▶ [The task] Look for the line containing "What data populates" in the listing below. Retype that line and every subsequent line through the last one, and only those.

[begin Provided entries]

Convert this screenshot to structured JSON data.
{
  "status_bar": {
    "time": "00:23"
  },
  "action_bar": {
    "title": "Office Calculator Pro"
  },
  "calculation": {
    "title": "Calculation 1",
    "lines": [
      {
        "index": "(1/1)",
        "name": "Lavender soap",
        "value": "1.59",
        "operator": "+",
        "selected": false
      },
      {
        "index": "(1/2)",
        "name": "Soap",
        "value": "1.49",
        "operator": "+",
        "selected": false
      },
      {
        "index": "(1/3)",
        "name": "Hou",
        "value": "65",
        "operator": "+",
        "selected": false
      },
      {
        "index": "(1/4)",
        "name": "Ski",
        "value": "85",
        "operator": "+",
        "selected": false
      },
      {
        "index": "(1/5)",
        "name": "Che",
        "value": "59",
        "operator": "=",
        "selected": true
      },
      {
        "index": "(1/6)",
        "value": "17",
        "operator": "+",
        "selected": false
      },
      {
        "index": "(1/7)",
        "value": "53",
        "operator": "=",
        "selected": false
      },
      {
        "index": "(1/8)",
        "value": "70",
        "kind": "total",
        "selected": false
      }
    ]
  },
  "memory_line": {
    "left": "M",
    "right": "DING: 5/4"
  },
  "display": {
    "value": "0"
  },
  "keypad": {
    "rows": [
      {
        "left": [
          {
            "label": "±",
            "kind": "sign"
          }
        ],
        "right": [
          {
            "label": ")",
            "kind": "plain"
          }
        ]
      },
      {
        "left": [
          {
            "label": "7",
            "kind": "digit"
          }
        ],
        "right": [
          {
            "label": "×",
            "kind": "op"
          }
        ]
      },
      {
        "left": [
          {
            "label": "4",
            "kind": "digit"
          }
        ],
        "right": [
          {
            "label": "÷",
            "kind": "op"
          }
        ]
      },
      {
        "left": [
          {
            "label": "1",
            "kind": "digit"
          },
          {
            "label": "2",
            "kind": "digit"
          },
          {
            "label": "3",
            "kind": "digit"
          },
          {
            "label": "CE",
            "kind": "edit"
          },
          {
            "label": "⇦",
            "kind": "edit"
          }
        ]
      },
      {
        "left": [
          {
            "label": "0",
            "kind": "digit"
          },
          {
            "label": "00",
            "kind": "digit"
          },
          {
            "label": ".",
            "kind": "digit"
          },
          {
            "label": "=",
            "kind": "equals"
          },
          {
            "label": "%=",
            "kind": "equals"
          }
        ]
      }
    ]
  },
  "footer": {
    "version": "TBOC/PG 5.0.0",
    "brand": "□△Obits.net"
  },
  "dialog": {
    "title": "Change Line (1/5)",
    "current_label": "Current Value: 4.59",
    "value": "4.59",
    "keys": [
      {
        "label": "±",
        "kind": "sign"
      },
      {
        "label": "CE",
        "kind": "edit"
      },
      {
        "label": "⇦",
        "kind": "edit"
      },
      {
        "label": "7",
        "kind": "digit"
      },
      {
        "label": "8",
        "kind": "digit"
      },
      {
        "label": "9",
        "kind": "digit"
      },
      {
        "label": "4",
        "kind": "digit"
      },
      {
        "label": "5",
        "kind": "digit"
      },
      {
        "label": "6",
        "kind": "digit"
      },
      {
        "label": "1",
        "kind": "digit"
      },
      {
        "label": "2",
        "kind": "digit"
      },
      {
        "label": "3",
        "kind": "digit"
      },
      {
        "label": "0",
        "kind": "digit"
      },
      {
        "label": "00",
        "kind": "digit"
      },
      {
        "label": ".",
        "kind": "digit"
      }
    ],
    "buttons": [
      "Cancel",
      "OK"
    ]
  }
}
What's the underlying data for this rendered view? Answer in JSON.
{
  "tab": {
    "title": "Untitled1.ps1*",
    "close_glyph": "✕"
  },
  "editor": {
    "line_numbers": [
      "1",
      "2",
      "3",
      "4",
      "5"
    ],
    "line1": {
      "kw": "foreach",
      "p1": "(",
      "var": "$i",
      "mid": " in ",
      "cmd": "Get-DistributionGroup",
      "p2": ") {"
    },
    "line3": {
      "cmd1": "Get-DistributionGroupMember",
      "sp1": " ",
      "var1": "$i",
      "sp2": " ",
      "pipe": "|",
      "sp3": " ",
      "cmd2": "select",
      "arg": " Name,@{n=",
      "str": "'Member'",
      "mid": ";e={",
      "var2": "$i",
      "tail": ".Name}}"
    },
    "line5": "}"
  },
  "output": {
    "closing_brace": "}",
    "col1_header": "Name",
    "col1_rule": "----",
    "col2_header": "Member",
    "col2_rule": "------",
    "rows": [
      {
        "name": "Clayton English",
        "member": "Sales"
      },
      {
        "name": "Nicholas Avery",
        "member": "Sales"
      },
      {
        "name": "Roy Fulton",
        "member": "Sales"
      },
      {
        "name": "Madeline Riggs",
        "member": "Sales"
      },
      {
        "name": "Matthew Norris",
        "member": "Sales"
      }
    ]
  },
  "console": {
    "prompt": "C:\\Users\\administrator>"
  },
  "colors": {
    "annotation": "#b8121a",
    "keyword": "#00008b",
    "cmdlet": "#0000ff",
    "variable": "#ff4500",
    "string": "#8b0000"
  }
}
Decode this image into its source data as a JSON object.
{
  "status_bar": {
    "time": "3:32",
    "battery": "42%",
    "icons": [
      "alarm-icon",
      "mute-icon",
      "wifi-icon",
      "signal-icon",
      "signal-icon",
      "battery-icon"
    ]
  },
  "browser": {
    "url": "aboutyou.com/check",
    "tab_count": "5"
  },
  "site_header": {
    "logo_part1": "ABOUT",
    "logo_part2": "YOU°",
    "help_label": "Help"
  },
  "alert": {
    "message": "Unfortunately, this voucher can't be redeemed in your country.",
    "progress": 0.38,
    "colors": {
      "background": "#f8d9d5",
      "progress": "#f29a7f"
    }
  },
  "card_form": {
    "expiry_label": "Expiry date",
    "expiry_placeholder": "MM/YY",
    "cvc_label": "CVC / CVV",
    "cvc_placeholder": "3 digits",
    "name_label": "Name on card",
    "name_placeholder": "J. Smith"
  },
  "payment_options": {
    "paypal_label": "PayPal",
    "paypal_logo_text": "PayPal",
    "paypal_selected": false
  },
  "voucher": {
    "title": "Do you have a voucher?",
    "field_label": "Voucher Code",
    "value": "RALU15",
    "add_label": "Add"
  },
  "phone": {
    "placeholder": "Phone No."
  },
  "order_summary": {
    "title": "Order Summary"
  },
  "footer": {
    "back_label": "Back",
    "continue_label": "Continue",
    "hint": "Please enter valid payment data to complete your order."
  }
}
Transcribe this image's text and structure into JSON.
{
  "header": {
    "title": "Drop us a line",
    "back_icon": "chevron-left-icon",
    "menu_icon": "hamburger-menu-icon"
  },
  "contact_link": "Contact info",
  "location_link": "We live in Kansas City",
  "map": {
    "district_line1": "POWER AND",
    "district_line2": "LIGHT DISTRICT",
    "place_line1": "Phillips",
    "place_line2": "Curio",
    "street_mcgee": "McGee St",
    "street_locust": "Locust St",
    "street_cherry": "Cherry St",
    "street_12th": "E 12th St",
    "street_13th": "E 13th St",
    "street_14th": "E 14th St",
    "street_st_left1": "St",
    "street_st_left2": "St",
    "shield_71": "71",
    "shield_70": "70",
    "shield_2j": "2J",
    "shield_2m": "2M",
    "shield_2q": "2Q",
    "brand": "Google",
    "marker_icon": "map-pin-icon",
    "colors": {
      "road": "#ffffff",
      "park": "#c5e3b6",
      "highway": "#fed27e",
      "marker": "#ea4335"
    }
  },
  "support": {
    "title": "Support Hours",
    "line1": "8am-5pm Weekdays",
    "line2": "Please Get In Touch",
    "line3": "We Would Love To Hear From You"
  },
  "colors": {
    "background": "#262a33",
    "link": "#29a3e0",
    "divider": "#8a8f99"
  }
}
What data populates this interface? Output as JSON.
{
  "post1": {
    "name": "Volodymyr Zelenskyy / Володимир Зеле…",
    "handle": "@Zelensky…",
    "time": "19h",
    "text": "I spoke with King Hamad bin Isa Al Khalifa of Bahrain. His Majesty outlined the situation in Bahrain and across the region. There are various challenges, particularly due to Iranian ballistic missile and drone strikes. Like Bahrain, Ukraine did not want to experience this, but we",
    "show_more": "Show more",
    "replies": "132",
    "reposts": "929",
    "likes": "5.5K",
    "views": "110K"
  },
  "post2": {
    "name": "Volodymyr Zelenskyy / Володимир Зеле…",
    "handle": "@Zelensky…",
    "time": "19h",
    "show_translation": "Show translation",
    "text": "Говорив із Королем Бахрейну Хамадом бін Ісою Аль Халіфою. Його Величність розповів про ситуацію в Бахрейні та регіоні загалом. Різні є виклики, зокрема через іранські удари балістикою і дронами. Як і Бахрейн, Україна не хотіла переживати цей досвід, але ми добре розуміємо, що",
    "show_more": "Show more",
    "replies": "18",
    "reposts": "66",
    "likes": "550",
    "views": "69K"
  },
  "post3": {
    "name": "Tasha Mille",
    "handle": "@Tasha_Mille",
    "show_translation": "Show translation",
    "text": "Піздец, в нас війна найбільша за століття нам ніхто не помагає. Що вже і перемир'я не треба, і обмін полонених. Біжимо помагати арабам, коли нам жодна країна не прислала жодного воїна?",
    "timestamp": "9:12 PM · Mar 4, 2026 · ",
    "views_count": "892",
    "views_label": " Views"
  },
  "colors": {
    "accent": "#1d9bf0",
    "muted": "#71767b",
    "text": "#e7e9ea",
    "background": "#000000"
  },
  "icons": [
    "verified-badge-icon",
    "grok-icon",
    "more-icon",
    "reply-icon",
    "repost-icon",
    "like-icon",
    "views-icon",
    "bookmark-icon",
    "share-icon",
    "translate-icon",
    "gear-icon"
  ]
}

[end Provided entries]

▶ [Answer below]
What data populates this interface? Output as JSON.
{
  "post1": {
    "name": "Volodymyr Zelenskyy / Володимир Зеле…",
    "handle": "@Zelensky…",
    "time": "19h",
    "text": "I spoke with King Hamad bin Isa Al Khalifa of Bahrain. His Majesty outlined the situation in Bahrain and across the region. There are various challenges, particularly due to Iranian ballistic missile and drone strikes. Like Bahrain, Ukraine did not want to experience this, but we",
    "show_more": "Show more",
    "replies": "132",
    "reposts": "929",
    "likes": "5.5K",
    "views": "110K"
  },
  "post2": {
    "name": "Volodymyr Zelenskyy / Володимир Зеле…",
    "handle": "@Zelensky…",
    "time": "19h",
    "show_translation": "Show translation",
    "text": "Говорив із Королем Бахрейну Хамадом бін Ісою Аль Халіфою. Його Величність розповів про ситуацію в Бахрейні та регіоні загалом. Різні є виклики, зокрема через іранські удари балістикою і дронами. Як і Бахрейн, Україна не хотіла переживати цей досвід, але ми добре розуміємо, що",
    "show_more": "Show more",
    "replies": "18",
    "reposts": "66",
    "likes": "550",
    "views": "69K"
  },
  "post3": {
    "name": "Tasha Mille",
    "handle": "@Tasha_Mille",
    "show_translation": "Show translation",
    "text": "Піздец, в нас війна найбільша за століття нам ніхто не помагає. Що вже і перемир'я не треба, і обмін полонених. Біжимо помагати арабам, коли нам жодна країна не прислала жодного воїна?",
    "timestamp": "9:12 PM · Mar 4, 2026 · ",
    "views_count": "892",
    "views_label": " Views"
  },
  "colors": {
    "accent": "#1d9bf0",
    "muted": "#71767b",
    "text": "#e7e9ea",
    "background": "#000000"
  },
  "icons": [
    "verified-badge-icon",
    "grok-icon",
    "more-icon",
    "reply-icon",
    "repost-icon",
    "like-icon",
    "views-icon",
    "bookmark-icon",
    "share-icon",
    "translate-icon",
    "gear-icon"
  ]
}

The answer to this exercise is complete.